What is required:
Search the material below for the string "論文マスター講義" and list each line that holds it.

Data shown:
BEGIN
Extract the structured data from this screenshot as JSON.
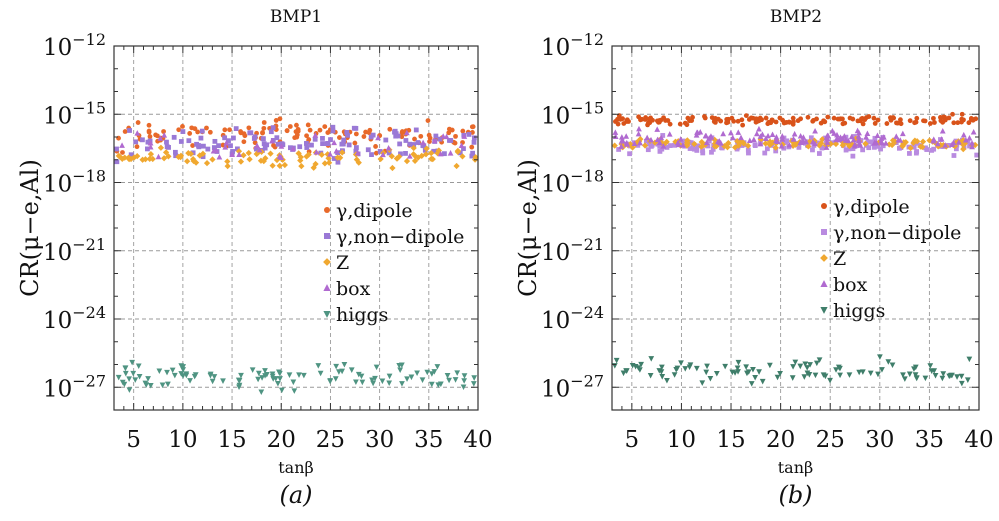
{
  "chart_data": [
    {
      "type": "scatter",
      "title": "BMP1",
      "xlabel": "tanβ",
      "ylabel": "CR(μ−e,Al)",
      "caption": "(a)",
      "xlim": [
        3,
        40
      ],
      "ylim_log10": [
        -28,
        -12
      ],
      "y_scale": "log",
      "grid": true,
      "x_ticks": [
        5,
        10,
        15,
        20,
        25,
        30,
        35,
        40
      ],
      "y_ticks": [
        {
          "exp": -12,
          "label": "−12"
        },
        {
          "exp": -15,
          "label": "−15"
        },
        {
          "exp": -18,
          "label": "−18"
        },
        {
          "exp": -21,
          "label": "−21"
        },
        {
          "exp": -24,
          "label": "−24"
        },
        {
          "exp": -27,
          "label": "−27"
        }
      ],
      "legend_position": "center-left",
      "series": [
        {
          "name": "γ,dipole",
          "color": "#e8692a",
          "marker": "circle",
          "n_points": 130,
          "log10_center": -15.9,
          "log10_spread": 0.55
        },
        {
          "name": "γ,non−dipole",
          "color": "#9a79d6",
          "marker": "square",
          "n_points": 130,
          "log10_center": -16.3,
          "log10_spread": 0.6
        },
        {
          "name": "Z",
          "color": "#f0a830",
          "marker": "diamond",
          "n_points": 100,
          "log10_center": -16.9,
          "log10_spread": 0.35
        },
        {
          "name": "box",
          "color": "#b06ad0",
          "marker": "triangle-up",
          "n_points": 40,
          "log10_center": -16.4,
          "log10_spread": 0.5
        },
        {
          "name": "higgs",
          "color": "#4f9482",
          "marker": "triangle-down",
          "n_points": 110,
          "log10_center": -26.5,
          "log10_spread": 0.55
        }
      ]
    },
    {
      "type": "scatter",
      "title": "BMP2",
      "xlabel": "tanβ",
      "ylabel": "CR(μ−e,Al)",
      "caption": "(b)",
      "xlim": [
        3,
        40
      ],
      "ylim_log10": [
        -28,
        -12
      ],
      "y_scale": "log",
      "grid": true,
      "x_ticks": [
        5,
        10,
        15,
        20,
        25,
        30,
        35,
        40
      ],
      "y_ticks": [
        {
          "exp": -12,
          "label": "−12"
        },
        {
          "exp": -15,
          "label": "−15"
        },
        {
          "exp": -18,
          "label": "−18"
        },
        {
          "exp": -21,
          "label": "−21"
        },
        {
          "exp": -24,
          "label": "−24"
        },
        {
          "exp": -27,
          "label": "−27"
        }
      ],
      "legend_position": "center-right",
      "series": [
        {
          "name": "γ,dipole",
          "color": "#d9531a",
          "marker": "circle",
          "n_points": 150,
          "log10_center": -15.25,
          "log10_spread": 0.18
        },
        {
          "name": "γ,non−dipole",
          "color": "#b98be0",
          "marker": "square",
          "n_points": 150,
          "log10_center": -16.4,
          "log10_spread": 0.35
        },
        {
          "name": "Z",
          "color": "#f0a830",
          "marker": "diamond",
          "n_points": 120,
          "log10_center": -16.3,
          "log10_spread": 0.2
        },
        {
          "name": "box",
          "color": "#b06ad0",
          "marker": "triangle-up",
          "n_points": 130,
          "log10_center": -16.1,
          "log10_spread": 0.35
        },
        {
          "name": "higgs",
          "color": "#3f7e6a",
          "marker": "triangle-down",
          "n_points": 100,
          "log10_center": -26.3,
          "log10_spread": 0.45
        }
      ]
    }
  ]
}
END
BEGIN
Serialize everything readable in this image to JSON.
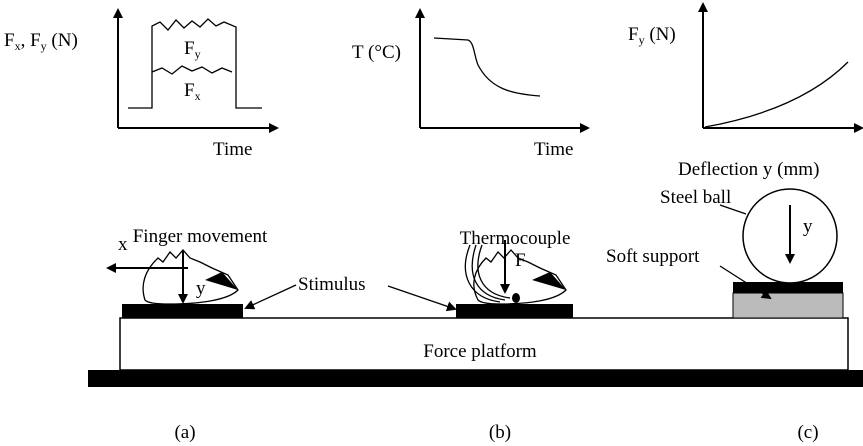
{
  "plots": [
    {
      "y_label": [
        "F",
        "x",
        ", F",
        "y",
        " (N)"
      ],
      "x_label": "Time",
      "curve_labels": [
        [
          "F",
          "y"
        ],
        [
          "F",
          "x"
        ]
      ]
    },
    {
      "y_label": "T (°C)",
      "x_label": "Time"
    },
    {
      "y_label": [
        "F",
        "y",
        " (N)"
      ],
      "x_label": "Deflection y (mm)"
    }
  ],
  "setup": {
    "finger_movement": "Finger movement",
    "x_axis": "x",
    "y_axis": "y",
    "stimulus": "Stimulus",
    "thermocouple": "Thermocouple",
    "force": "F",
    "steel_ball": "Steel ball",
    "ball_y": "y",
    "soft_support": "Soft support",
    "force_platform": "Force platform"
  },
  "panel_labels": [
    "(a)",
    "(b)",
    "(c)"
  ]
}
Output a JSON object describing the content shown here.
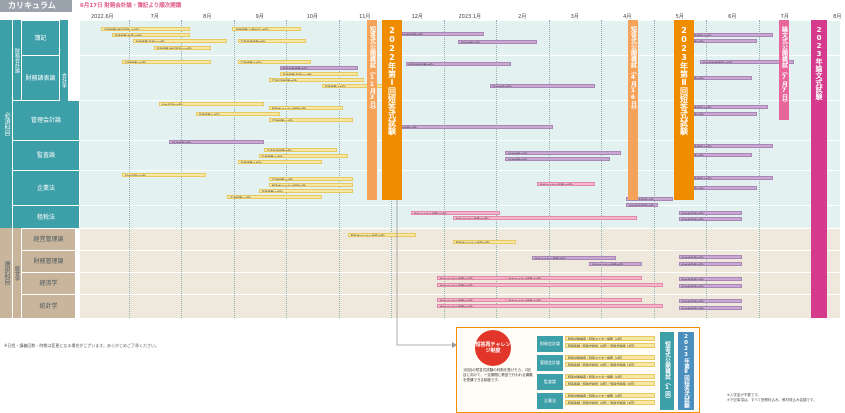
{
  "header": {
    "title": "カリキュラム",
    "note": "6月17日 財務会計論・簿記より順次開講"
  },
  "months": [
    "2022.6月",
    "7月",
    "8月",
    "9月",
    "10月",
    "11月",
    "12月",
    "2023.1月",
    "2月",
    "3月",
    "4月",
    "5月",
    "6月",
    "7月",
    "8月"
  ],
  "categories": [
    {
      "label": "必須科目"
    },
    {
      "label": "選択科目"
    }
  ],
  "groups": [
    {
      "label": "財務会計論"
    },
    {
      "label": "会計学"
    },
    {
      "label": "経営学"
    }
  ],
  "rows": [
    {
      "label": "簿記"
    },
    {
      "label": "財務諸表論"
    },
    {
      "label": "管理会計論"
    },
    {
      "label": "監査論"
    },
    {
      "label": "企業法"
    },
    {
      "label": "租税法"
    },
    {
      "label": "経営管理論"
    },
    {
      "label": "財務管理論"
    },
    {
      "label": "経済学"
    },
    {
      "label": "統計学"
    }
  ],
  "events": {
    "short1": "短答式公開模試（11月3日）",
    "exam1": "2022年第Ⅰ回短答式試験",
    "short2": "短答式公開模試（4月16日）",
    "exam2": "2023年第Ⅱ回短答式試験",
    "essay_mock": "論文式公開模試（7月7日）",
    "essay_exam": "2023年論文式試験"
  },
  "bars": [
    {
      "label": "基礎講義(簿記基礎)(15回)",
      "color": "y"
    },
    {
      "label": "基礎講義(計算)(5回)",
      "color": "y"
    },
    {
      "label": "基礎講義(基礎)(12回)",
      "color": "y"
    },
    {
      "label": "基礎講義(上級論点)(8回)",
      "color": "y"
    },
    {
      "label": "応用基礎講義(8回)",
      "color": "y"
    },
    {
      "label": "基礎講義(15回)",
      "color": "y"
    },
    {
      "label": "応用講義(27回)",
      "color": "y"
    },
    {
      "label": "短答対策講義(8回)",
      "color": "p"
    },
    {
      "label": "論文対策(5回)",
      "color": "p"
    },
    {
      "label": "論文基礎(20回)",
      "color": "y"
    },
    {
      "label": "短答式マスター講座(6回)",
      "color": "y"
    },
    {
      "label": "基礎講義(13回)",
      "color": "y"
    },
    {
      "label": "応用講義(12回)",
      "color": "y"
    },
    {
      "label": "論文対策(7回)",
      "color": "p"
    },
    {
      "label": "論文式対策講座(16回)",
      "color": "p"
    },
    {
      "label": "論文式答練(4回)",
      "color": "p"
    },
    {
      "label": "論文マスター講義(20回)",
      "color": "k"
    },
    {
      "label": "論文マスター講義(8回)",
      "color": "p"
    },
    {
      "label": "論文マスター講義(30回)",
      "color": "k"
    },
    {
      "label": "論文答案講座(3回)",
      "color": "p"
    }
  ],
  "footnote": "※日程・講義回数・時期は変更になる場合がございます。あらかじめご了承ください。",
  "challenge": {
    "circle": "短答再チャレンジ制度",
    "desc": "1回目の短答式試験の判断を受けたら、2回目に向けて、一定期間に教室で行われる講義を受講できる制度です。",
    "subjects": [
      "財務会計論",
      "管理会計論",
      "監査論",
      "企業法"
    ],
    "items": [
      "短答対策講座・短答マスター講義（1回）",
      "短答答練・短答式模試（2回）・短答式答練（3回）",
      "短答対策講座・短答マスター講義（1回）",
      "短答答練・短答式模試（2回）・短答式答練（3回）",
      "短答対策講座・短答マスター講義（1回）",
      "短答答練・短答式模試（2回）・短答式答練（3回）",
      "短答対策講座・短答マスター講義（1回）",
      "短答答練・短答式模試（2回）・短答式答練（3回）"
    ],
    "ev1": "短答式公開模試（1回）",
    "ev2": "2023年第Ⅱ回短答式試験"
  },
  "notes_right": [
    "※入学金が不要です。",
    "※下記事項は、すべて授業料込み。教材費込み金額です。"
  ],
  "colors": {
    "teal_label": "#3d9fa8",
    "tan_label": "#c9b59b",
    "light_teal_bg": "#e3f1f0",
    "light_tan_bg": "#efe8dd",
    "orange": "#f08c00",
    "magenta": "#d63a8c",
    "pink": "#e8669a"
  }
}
END
Worked answer:
      "label": "論文マスター講義(20回)",
      "label": "論文マスター講義(8回)",
      "label": "論文マスター講義(30回)",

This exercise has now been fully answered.